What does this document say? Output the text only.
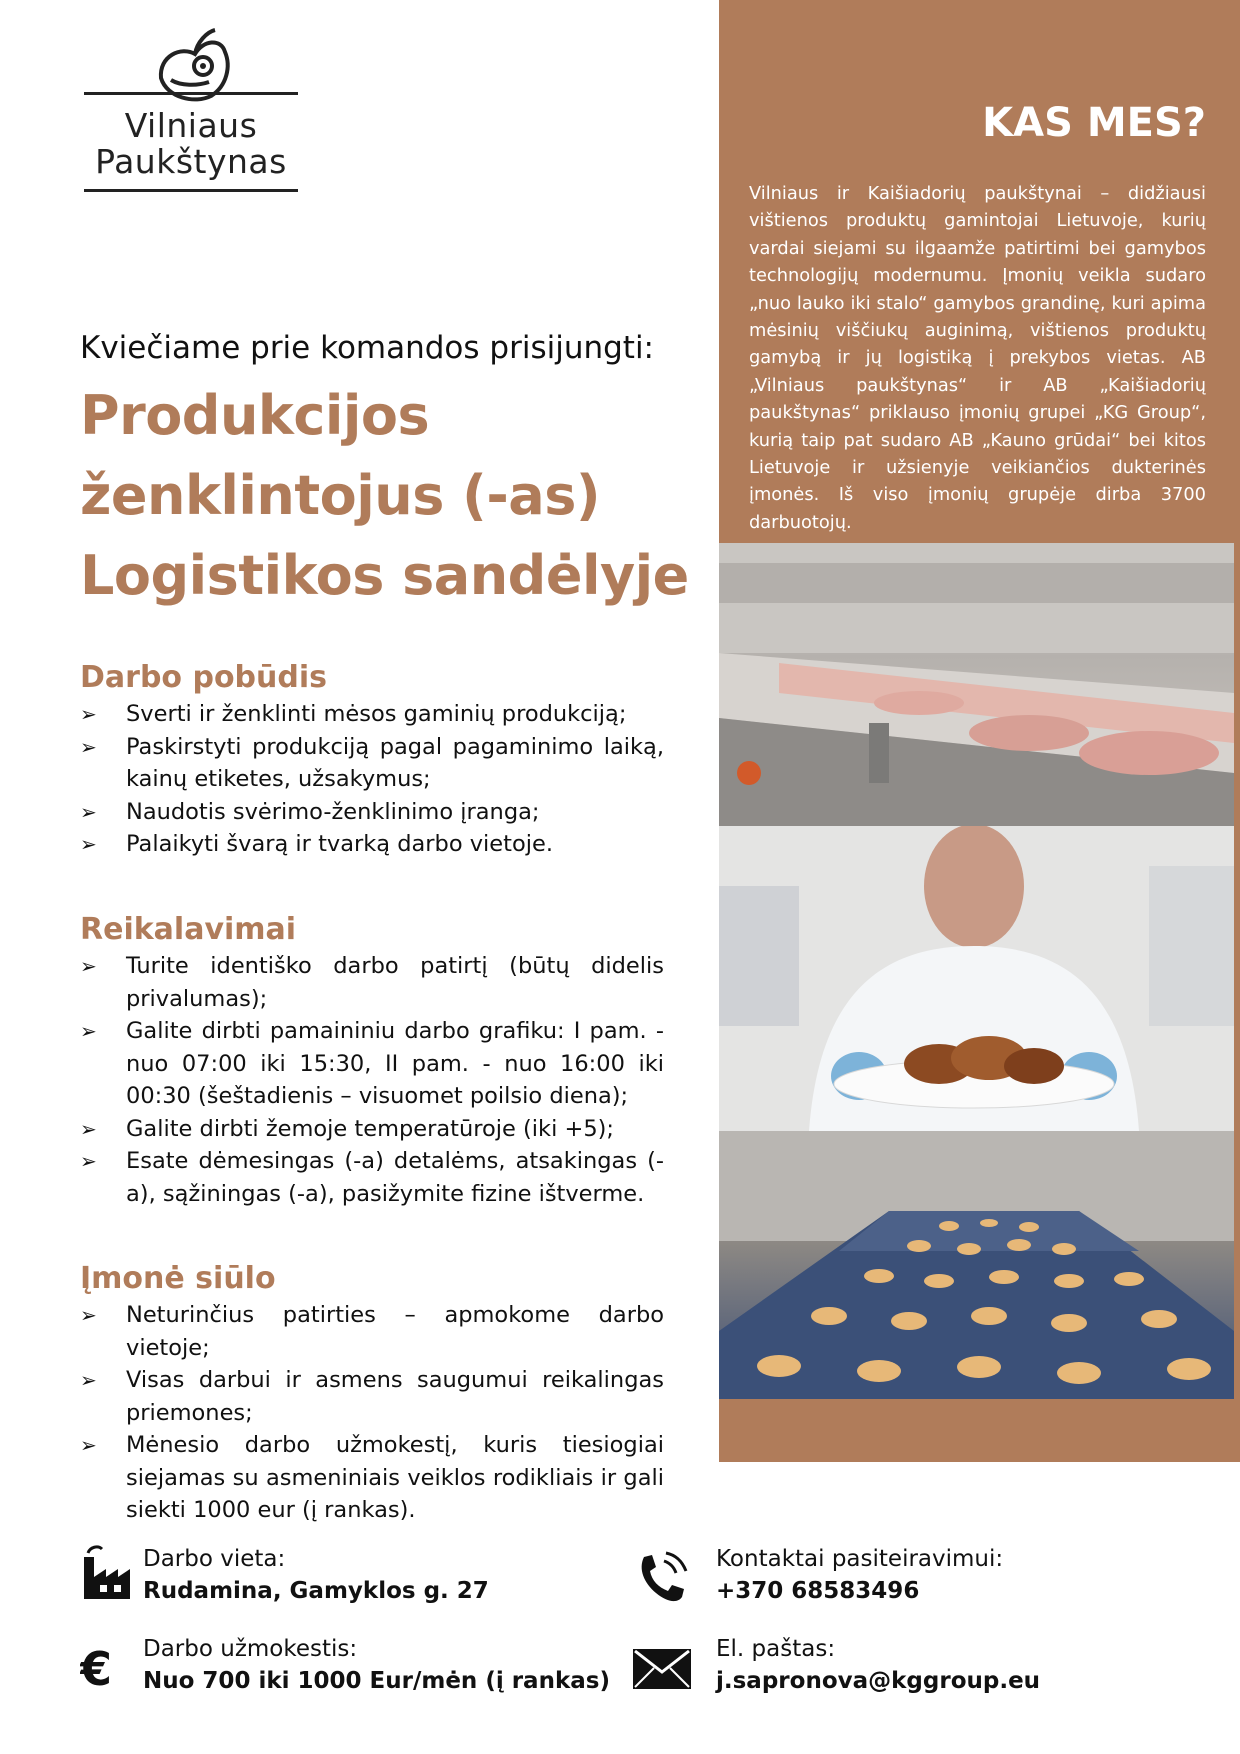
Vilniaus
Paukštynas
Kviečiame prie komandos prisijungti:
Produkcijos
ženklintojus (-as)
Logistikos sandėlyje
Darbo pobūdis
➢ Sverti ir ženklinti mėsos gaminių produkciją;
➢ Paskirstyti produkciją pagal pagaminimo laiką, kainų etiketes, užsakymus;
➢ Naudotis svėrimo-ženklinimo įranga;
➢ Palaikyti švarą ir tvarką darbo vietoje.
Reikalavimai
➢ Turite identiško darbo patirtį (būtų didelis privalumas);
➢ Galite dirbti pamaininiu darbo grafiku: I pam. - nuo 07:00 iki 15:30, II pam. - nuo 16:00 iki 00:30 (šeštadienis – visuomet poilsio diena);
➢ Galite dirbti žemoje temperatūroje (iki +5);
➢ Esate dėmesingas (-a) detalėms, atsakingas (-a), sąžiningas (-a), pasižymite fizine ištverme.
Įmonė siūlo
➢ Neturinčius patirties – apmokome darbo vietoje;
➢ Visas darbui ir asmens saugumui reikalingas priemones;
➢ Mėnesio darbo užmokestį, kuris tiesiogiai siejamas su asmeniniais veiklos rodikliais ir gali siekti 1000 eur (į rankas).
KAS MES?

Vilniaus ir Kaišiadorių paukštynai – didžiausi vištienos produktų gamintojai Lietuvoje, kurių vardai siejami su ilgaamže patirtimi bei gamybos technologijų modernumu. Įmonių veikla sudaro „nuo lauko iki stalo“ gamybos grandinę, kuri apima mėsinių viščiukų auginimą, vištienos produktų gamybą ir jų logistiką į prekybos vietas. AB „Vilniaus paukštynas“ ir AB „Kaišiadorių paukštynas“ priklauso įmonių grupei „KG Group“, kurią taip pat sudaro AB „Kauno grūdai“ bei kitos Lietuvoje ir užsienyje veikiančios dukterinės įmonės. Iš viso įmonių grupėje dirba 3700 darbuotojų.

Darbo vieta:
Rudamina, Gamyklos g. 27
€ Darbo užmokestis:
Nuo 700 iki 1000 Eur/mėn (į rankas)
Kontaktai pasiteiravimui:
+370 68583496
El. paštas:
j.sapronova@kggroup.eu
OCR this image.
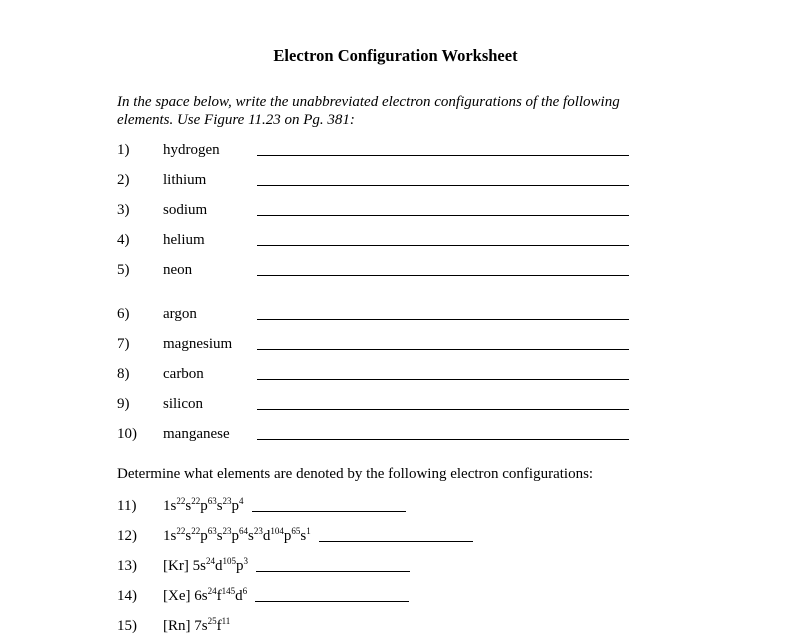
Electron Configuration Worksheet
In the space below, write the unabbreviated electron configurations of the following elements. Use Figure 11.23 on Pg. 381:
1) hydrogen
2) lithium
3) sodium
4) helium
5) neon
6) argon
7) magnesium
8) carbon
9) silicon
10) manganese
Determine what elements are denoted by the following electron configurations:
11) $1s^{22}s^{22}p^{63}s^{23}p^4$
12) $1s^{22}s^{22}p^{63}s^{23}p^{64}s^{23}d^{104}p^{65}s^1$
13) [Kr] $5s^{24}d^{105}p^3$
14) [Xe] $6s^{24}f^{145}d^6$
15) [Rn] $7s^{25}f^{11}$
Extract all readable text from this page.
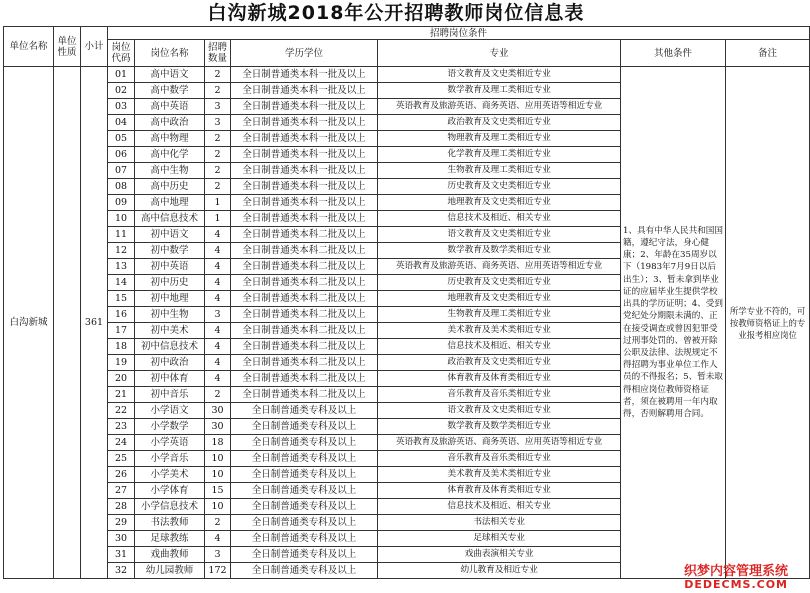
白沟新城2018年公开招聘教师岗位信息表
单位名称	单位性质	小计	招聘岗位条件						
			岗位代码	岗位名称	招聘数量	学历学位	专业	其他条件	备注
白沟新城		361	01	高中语文	2	全日制普通类本科一批及以上	语文教育及文史类相近专业	1、具有中华人民共和国国籍，遵纪守法，身心健康；2、年龄在35周岁以下（1983年7月9日以后出生）；3、暂未拿到毕业证的应届毕业生提供学校出具的学历证明；4、受到党纪处分期限未满的、正在接受调查或曾因犯罪受过刑事处罚的、曾被开除公职及法律、法规规定不得招聘为事业单位工作人员的不得报名；5、暂未取得相应岗位教师资格证者，须在被聘用一年内取得，否则解聘用合同。	所学专业不符的，可按教师资格证上的专业报考相应岗位
			02	高中数学	2	全日制普通类本科一批及以上	数学教育及理工类相近专业		
			03	高中英语	3	全日制普通类本科一批及以上	英语教育及旅游英语、商务英语、应用英语等相近专业		
			04	高中政治	3	全日制普通类本科一批及以上	政治教育及文史类相近专业		
			05	高中物理	2	全日制普通类本科一批及以上	物理教育及理工类相近专业		
			06	高中化学	2	全日制普通类本科一批及以上	化学教育及理工类相近专业		
			07	高中生物	2	全日制普通类本科一批及以上	生物教育及理工类相近专业		
			08	高中历史	2	全日制普通类本科一批及以上	历史教育及文史类相近专业		
			09	高中地理	1	全日制普通类本科一批及以上	地理教育及文史类相近专业		
			10	高中信息技术	1	全日制普通类本科一批及以上	信息技术及相近、相关专业		
			11	初中语文	4	全日制普通类本科二批及以上	语文教育及文史类相近专业		
			12	初中数学	4	全日制普通类本科二批及以上	数学教育及数学类相近专业		
			13	初中英语	4	全日制普通类本科二批及以上	英语教育及旅游英语、商务英语、应用英语等相近专业		
			14	初中历史	4	全日制普通类本科二批及以上	历史教育及文史类相近专业		
			15	初中地理	4	全日制普通类本科二批及以上	地理教育及文史类相近专业		
			16	初中生物	3	全日制普通类本科二批及以上	生物教育及理工类相近专业		
			17	初中美术	4	全日制普通类本科二批及以上	美术教育及美术类相近专业		
			18	初中信息技术	4	全日制普通类本科二批及以上	信息技术及相近、相关专业		
			19	初中政治	4	全日制普通类本科二批及以上	政治教育及文史类相近专业		
			20	初中体育	4	全日制普通类本科二批及以上	体育教育及体育类相近专业		
			21	初中音乐	2	全日制普通类本科二批及以上	音乐教育及音乐类相近专业		
			22	小学语文	30	全日制普通类专科及以上	语文教育及文史类相近专业		
			23	小学数学	30	全日制普通类专科及以上	数学教育及数学类相近专业		
			24	小学英语	18	全日制普通类专科及以上	英语教育及旅游英语、商务英语、应用英语等相近专业		
			25	小学音乐	10	全日制普通类专科及以上	音乐教育及音乐类相近专业		
			26	小学美术	10	全日制普通类专科及以上	美术教育及美术类相近专业		
			27	小学体育	15	全日制普通类专科及以上	体育教育及体育类相近专业		
			28	小学信息技术	10	全日制普通类专科及以上	信息技术及相近、相关专业		
			29	书法教师	2	全日制普通类专科及以上	书法相关专业		
			30	足球教练	4	全日制普通类专科及以上	足球相关专业		
			31	戏曲教师	3	全日制普通类专科及以上	戏曲表演相关专业		
			32	幼儿园教师	172	全日制普通类专科及以上	幼儿教育及相近专业			织梦内容管理系统
DEDECMS.COM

• _Work to do_
Write out all the entries exactly, except for the pictures.

• _Final result_
What does this document say? Output the text only.
Vilniaus
Paukštynas
Kviečiame prie komandos prisijungti:
Produkcijos
ženklintojus (-as)
Logistikos sandėlyje
Darbo pobūdis
➢ Sverti ir ženklinti mėsos gaminių produkciją;
➢ Paskirstyti produkciją pagal pagaminimo laiką, kainų etiketes, užsakymus;
➢ Naudotis svėrimo-ženklinimo įranga;
➢ Palaikyti švarą ir tvarką darbo vietoje.
Reikalavimai
➢ Turite identiško darbo patirtį (būtų didelis privalumas);
➢ Galite dirbti pamaininiu darbo grafiku: I pam. - nuo 07:00 iki 15:30, II pam. - nuo 16:00 iki 00:30 (šeštadienis – visuomet poilsio diena);
➢ Galite dirbti žemoje temperatūroje (iki +5);
➢ Esate dėmesingas (-a) detalėms, atsakingas (-a), sąžiningas (-a), pasižymite fizine ištverme.
Įmonė siūlo
➢ Neturinčius patirties – apmokome darbo vietoje;
➢ Visas darbui ir asmens saugumui reikalingas priemones;
➢ Mėnesio darbo užmokestį, kuris tiesiogiai siejamas su asmeniniais veiklos rodikliais ir gali siekti 1000 eur (į rankas).
KAS MES?

Vilniaus ir Kaišiadorių paukštynai – didžiausi vištienos produktų gamintojai Lietuvoje, kurių vardai siejami su ilgaamže patirtimi bei gamybos technologijų modernumu. Įmonių veikla sudaro „nuo lauko iki stalo“ gamybos grandinę, kuri apima mėsinių viščiukų auginimą, vištienos produktų gamybą ir jų logistiką į prekybos vietas. AB „Vilniaus paukštynas“ ir AB „Kaišiadorių paukštynas“ priklauso įmonių grupei „KG Group“, kurią taip pat sudaro AB „Kauno grūdai“ bei kitos Lietuvoje ir užsienyje veikiančios dukterinės įmonės. Iš viso įmonių grupėje dirba 3700 darbuotojų.

Darbo vieta:
Rudamina, Gamyklos g. 27
€ Darbo užmokestis:
Nuo 700 iki 1000 Eur/mėn (į rankas)
Kontaktai pasiteiravimui:
+370 68583496
El. paštas:
j.sapronova@kggroup.eu
OCR this image.
Electron Configuration Worksheet
In the space below, write the unabbreviated electron configurations of the following elements. Use Figure 11.23 on Pg. 381:
1) hydrogen
2) lithium
3) sodium
4) helium
5) neon
6) argon
7) magnesium
8) carbon
9) silicon
10) manganese
Determine what elements are denoted by the following electron configurations:
11) $1s^{22}s^{22}p^{63}s^{23}p^4$
12) $1s^{22}s^{22}p^{63}s^{23}p^{64}s^{23}d^{104}p^{65}s^1$
13) [Kr] $5s^{24}d^{105}p^3$
14) [Xe] $6s^{24}f^{145}d^6$
15) [Rn] $7s^{25}f^{11}$
Extract all readable text from this page.
白沟新城2018年公开招聘教师岗位信息表
单位名称	单位性质	小计	招聘岗位条件						
			岗位代码	岗位名称	招聘数量	学历学位	专业	其他条件	备注
白沟新城		361	01	高中语文	2	全日制普通类本科一批及以上	语文教育及文史类相近专业	1、具有中华人民共和国国籍，遵纪守法，身心健康；2、年龄在35周岁以下（1983年7月9日以后出生）；3、暂未拿到毕业证的应届毕业生提供学校出具的学历证明；4、受到党纪处分期限未满的、正在接受调查或曾因犯罪受过刑事处罚的、曾被开除公职及法律、法规规定不得招聘为事业单位工作人员的不得报名；5、暂未取得相应岗位教师资格证者，须在被聘用一年内取得，否则解聘用合同。	所学专业不符的，可按教师资格证上的专业报考相应岗位
			02	高中数学	2	全日制普通类本科一批及以上	数学教育及理工类相近专业		
			03	高中英语	3	全日制普通类本科一批及以上	英语教育及旅游英语、商务英语、应用英语等相近专业		
			04	高中政治	3	全日制普通类本科一批及以上	政治教育及文史类相近专业		
			05	高中物理	2	全日制普通类本科一批及以上	物理教育及理工类相近专业		
			06	高中化学	2	全日制普通类本科一批及以上	化学教育及理工类相近专业		
			07	高中生物	2	全日制普通类本科一批及以上	生物教育及理工类相近专业		
			08	高中历史	2	全日制普通类本科一批及以上	历史教育及文史类相近专业		
			09	高中地理	1	全日制普通类本科一批及以上	地理教育及文史类相近专业		
			10	高中信息技术	1	全日制普通类本科一批及以上	信息技术及相近、相关专业		
			11	初中语文	4	全日制普通类本科二批及以上	语文教育及文史类相近专业		
			12	初中数学	4	全日制普通类本科二批及以上	数学教育及数学类相近专业		
			13	初中英语	4	全日制普通类本科二批及以上	英语教育及旅游英语、商务英语、应用英语等相近专业		
			14	初中历史	4	全日制普通类本科二批及以上	历史教育及文史类相近专业		
			15	初中地理	4	全日制普通类本科二批及以上	地理教育及文史类相近专业		
			16	初中生物	3	全日制普通类本科二批及以上	生物教育及理工类相近专业		
			17	初中美术	4	全日制普通类本科二批及以上	美术教育及美术类相近专业		
			18	初中信息技术	4	全日制普通类本科二批及以上	信息技术及相近、相关专业		
			19	初中政治	4	全日制普通类本科二批及以上	政治教育及文史类相近专业		
			20	初中体育	4	全日制普通类本科二批及以上	体育教育及体育类相近专业		
			21	初中音乐	2	全日制普通类本科二批及以上	音乐教育及音乐类相近专业		
			22	小学语文	30	全日制普通类专科及以上	语文教育及文史类相近专业		
			23	小学数学	30	全日制普通类专科及以上	数学教育及数学类相近专业		
			24	小学英语	18	全日制普通类专科及以上	英语教育及旅游英语、商务英语、应用英语等相近专业		
			25	小学音乐	10	全日制普通类专科及以上	音乐教育及音乐类相近专业		
			26	小学美术	10	全日制普通类专科及以上	美术教育及美术类相近专业		
			27	小学体育	15	全日制普通类专科及以上	体育教育及体育类相近专业		
			28	小学信息技术	10	全日制普通类专科及以上	信息技术及相近、相关专业		
			29	书法教师	2	全日制普通类专科及以上	书法相关专业		
			30	足球教练	4	全日制普通类专科及以上	足球相关专业		
			31	戏曲教师	3	全日制普通类专科及以上	戏曲表演相关专业		
			32	幼儿园教师	172	全日制普通类专科及以上	幼儿教育及相近专业			织梦内容管理系统
DEDECMS.COM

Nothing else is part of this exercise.